Figure collection entries:

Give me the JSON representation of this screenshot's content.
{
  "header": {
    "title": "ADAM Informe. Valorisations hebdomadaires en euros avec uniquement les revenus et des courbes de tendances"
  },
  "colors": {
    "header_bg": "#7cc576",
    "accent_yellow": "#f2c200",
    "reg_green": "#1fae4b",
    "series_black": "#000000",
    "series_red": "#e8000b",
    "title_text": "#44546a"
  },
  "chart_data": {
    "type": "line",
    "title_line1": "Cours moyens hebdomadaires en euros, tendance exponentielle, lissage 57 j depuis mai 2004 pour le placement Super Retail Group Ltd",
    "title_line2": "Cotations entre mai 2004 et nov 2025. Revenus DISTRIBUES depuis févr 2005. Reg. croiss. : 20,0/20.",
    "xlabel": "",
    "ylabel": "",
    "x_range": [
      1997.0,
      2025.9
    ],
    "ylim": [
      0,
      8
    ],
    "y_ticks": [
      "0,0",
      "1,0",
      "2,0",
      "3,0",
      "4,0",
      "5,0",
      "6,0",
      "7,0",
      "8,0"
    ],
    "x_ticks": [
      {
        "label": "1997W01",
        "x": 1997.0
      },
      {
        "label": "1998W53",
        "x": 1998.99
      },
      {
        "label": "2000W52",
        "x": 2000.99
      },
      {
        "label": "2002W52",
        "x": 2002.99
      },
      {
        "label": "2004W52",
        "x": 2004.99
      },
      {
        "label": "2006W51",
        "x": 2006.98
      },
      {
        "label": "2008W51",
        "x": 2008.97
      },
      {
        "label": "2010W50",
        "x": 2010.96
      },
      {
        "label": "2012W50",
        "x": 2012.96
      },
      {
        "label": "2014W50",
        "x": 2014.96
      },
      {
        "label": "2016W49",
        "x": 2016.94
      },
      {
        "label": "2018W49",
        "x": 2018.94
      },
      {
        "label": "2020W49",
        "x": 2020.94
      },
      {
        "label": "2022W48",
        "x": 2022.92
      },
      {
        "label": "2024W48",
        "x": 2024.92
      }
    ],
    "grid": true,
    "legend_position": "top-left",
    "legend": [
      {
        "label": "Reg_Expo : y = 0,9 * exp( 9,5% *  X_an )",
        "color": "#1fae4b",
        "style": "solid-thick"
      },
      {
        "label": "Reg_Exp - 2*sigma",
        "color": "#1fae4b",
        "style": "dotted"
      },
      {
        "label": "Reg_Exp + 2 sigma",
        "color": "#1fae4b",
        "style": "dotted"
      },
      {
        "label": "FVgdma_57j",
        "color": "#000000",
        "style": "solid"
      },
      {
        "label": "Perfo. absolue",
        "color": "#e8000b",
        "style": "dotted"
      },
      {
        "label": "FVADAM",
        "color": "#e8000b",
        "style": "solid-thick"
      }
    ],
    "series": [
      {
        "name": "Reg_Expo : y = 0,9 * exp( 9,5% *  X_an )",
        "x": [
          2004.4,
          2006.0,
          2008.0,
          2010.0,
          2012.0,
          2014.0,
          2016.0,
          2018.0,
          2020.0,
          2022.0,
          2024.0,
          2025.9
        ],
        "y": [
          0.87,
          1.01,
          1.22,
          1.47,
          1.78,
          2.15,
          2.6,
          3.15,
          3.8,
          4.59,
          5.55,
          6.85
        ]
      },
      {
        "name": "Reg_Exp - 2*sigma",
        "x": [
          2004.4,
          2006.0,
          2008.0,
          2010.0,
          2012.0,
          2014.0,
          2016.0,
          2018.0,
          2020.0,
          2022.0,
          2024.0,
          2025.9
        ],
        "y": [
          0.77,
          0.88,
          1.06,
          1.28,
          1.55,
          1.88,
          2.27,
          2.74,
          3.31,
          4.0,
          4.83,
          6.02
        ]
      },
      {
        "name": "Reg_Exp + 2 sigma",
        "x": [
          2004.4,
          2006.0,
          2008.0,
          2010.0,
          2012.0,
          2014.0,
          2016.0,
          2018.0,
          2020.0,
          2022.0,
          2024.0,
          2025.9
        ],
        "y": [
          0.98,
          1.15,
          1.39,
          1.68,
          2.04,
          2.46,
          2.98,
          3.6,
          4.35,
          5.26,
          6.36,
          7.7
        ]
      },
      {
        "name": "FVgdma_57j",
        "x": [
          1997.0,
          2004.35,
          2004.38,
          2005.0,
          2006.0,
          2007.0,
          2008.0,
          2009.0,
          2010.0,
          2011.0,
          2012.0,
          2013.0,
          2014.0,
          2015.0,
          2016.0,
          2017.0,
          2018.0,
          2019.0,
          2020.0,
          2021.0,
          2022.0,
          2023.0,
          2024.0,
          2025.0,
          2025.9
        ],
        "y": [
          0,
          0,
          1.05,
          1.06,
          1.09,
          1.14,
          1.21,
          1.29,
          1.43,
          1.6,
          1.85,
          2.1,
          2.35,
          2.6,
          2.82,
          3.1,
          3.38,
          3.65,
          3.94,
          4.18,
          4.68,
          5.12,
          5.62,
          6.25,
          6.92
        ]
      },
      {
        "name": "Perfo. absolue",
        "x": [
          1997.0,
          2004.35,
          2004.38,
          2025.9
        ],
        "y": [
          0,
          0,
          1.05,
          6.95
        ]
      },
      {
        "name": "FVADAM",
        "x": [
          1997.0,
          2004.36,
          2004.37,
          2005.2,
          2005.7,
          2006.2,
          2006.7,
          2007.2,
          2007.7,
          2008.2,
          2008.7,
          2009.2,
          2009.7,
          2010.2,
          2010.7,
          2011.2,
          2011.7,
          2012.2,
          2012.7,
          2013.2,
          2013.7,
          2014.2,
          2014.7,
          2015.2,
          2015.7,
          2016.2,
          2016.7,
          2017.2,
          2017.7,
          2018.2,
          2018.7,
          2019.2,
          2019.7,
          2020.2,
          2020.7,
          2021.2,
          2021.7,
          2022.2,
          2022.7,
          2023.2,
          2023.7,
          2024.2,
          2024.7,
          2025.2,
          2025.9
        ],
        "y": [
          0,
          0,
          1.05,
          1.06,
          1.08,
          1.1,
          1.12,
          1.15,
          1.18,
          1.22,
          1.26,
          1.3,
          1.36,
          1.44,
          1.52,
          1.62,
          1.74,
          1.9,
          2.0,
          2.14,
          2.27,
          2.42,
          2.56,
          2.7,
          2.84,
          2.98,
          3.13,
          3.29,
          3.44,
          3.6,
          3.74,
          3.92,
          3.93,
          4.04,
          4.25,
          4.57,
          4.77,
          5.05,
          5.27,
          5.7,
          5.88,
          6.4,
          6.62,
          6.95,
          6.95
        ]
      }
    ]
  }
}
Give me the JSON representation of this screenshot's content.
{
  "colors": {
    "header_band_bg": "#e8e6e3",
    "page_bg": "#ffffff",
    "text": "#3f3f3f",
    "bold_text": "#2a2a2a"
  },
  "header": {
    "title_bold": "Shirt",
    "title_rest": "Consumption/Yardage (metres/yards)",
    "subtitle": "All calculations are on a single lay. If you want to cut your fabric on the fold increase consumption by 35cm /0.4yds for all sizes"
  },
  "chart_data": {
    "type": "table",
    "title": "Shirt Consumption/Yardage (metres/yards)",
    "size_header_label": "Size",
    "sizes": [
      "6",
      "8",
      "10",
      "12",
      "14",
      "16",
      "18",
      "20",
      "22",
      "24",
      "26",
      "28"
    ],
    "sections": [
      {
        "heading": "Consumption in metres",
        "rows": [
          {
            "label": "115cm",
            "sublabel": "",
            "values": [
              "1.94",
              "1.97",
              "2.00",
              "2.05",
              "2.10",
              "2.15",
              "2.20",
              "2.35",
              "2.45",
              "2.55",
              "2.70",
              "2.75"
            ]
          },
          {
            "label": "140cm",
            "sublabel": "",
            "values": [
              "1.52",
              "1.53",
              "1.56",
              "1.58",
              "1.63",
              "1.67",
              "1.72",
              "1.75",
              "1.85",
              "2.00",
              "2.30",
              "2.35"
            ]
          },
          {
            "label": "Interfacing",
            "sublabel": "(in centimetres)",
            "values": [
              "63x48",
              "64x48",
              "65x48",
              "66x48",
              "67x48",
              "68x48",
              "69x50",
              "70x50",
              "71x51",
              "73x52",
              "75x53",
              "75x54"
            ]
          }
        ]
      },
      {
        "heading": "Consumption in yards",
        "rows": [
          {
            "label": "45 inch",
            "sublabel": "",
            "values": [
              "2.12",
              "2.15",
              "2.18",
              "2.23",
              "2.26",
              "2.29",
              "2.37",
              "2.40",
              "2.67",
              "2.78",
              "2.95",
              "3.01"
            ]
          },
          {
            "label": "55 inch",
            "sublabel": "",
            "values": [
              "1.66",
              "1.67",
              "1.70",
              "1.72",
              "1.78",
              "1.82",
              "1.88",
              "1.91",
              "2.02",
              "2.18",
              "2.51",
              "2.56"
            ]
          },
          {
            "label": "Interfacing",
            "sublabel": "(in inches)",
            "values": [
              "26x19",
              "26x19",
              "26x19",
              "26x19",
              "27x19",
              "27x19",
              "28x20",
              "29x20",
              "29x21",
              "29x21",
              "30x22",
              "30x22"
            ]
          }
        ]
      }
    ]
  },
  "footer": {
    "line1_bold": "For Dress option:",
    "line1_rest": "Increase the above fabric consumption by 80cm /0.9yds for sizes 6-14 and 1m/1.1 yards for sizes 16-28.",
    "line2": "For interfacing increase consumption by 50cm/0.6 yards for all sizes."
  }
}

• What you have to do: Of the lines above, how many hold the string "Perfo"? Answer with only the number.

• Result of this task: 2